▶ **Goal of the exercise**
What follows is a set of entries. Give them again exactly, without the pictures.
━━━
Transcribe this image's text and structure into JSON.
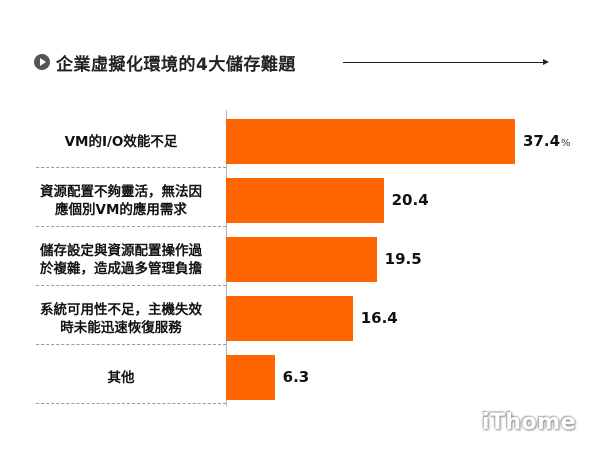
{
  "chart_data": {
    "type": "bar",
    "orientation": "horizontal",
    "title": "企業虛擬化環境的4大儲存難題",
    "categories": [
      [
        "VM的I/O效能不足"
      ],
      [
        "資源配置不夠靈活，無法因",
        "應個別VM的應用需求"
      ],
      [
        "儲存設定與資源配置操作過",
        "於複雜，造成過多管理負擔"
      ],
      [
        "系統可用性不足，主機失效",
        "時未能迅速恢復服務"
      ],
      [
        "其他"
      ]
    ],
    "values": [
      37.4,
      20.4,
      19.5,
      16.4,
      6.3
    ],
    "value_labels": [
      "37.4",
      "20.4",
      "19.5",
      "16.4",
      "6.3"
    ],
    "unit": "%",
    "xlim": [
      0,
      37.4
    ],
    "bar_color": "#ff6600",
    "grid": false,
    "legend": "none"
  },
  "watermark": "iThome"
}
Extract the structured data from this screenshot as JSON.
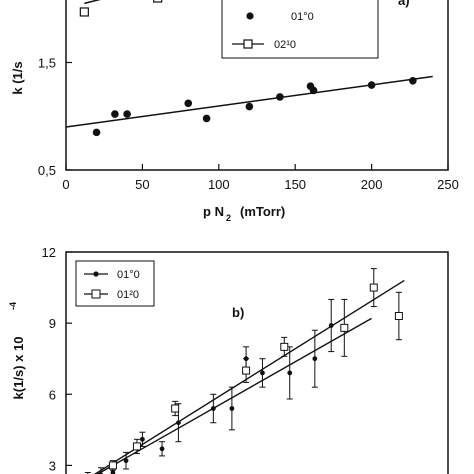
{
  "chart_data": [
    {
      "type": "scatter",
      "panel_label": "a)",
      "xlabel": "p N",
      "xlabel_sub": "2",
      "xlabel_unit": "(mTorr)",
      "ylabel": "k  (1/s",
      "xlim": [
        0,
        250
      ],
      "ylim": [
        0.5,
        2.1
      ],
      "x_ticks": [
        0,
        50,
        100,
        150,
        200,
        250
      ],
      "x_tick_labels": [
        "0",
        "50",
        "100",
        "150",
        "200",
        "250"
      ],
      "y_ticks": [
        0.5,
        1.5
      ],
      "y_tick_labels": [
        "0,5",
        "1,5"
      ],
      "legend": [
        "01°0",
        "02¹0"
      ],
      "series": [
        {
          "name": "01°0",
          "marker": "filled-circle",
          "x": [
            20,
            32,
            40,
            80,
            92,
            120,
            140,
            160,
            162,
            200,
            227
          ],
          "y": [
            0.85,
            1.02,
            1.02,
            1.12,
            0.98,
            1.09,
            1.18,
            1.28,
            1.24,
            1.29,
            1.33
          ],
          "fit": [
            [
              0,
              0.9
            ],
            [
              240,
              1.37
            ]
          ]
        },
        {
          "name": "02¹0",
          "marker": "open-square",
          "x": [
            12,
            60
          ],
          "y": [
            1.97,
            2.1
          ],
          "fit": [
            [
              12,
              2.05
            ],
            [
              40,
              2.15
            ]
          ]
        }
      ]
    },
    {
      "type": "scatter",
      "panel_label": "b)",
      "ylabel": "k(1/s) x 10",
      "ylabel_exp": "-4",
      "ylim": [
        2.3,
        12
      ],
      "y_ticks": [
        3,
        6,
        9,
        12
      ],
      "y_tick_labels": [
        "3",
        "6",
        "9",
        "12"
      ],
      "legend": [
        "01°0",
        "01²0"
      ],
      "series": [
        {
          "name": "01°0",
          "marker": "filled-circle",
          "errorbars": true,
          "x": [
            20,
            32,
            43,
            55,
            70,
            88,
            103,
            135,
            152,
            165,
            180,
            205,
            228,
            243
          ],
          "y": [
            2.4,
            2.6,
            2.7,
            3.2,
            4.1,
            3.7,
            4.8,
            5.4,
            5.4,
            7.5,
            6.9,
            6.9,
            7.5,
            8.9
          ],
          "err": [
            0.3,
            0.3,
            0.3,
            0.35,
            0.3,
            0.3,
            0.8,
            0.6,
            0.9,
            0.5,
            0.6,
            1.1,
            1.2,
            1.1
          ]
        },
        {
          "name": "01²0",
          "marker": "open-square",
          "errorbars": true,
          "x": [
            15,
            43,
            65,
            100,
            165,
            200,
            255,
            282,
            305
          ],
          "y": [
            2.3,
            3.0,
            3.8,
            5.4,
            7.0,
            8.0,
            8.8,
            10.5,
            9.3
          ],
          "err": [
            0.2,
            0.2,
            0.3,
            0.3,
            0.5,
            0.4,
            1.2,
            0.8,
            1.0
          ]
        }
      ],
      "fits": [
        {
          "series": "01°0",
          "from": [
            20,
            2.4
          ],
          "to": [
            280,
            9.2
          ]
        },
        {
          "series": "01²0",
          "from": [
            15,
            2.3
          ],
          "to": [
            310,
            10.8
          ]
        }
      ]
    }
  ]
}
━━━
▶ **Result of the task**
Transcribe this image's text and structure into JSON.
{
  "chart_data": {
    "type": "bar",
    "orientation": "horizontal",
    "title": "企業虛擬化環境的4大儲存難題",
    "categories": [
      [
        "VM的I/O效能不足"
      ],
      [
        "資源配置不夠靈活，無法因",
        "應個別VM的應用需求"
      ],
      [
        "儲存設定與資源配置操作過",
        "於複雜，造成過多管理負擔"
      ],
      [
        "系統可用性不足，主機失效",
        "時未能迅速恢復服務"
      ],
      [
        "其他"
      ]
    ],
    "values": [
      37.4,
      20.4,
      19.5,
      16.4,
      6.3
    ],
    "value_labels": [
      "37.4",
      "20.4",
      "19.5",
      "16.4",
      "6.3"
    ],
    "unit": "%",
    "xlim": [
      0,
      37.4
    ],
    "bar_color": "#ff6600",
    "grid": false,
    "legend": "none"
  },
  "watermark": "iThome"
}
Extract the structured data from this screenshot as JSON.
{
  "chart_data": [
    {
      "type": "scatter",
      "panel_label": "a)",
      "xlabel": "p N",
      "xlabel_sub": "2",
      "xlabel_unit": "(mTorr)",
      "ylabel": "k  (1/s",
      "xlim": [
        0,
        250
      ],
      "ylim": [
        0.5,
        2.1
      ],
      "x_ticks": [
        0,
        50,
        100,
        150,
        200,
        250
      ],
      "x_tick_labels": [
        "0",
        "50",
        "100",
        "150",
        "200",
        "250"
      ],
      "y_ticks": [
        0.5,
        1.5
      ],
      "y_tick_labels": [
        "0,5",
        "1,5"
      ],
      "legend": [
        "01°0",
        "02¹0"
      ],
      "series": [
        {
          "name": "01°0",
          "marker": "filled-circle",
          "x": [
            20,
            32,
            40,
            80,
            92,
            120,
            140,
            160,
            162,
            200,
            227
          ],
          "y": [
            0.85,
            1.02,
            1.02,
            1.12,
            0.98,
            1.09,
            1.18,
            1.28,
            1.24,
            1.29,
            1.33
          ],
          "fit": [
            [
              0,
              0.9
            ],
            [
              240,
              1.37
            ]
          ]
        },
        {
          "name": "02¹0",
          "marker": "open-square",
          "x": [
            12,
            60
          ],
          "y": [
            1.97,
            2.1
          ],
          "fit": [
            [
              12,
              2.05
            ],
            [
              40,
              2.15
            ]
          ]
        }
      ]
    },
    {
      "type": "scatter",
      "panel_label": "b)",
      "ylabel": "k(1/s) x 10",
      "ylabel_exp": "-4",
      "ylim": [
        2.3,
        12
      ],
      "y_ticks": [
        3,
        6,
        9,
        12
      ],
      "y_tick_labels": [
        "3",
        "6",
        "9",
        "12"
      ],
      "legend": [
        "01°0",
        "01²0"
      ],
      "series": [
        {
          "name": "01°0",
          "marker": "filled-circle",
          "errorbars": true,
          "x": [
            20,
            32,
            43,
            55,
            70,
            88,
            103,
            135,
            152,
            165,
            180,
            205,
            228,
            243
          ],
          "y": [
            2.4,
            2.6,
            2.7,
            3.2,
            4.1,
            3.7,
            4.8,
            5.4,
            5.4,
            7.5,
            6.9,
            6.9,
            7.5,
            8.9
          ],
          "err": [
            0.3,
            0.3,
            0.3,
            0.35,
            0.3,
            0.3,
            0.8,
            0.6,
            0.9,
            0.5,
            0.6,
            1.1,
            1.2,
            1.1
          ]
        },
        {
          "name": "01²0",
          "marker": "open-square",
          "errorbars": true,
          "x": [
            15,
            43,
            65,
            100,
            165,
            200,
            255,
            282,
            305
          ],
          "y": [
            2.3,
            3.0,
            3.8,
            5.4,
            7.0,
            8.0,
            8.8,
            10.5,
            9.3
          ],
          "err": [
            0.2,
            0.2,
            0.3,
            0.3,
            0.5,
            0.4,
            1.2,
            0.8,
            1.0
          ]
        }
      ],
      "fits": [
        {
          "series": "01°0",
          "from": [
            20,
            2.4
          ],
          "to": [
            280,
            9.2
          ]
        },
        {
          "series": "01²0",
          "from": [
            15,
            2.3
          ],
          "to": [
            310,
            10.8
          ]
        }
      ]
    }
  ]
}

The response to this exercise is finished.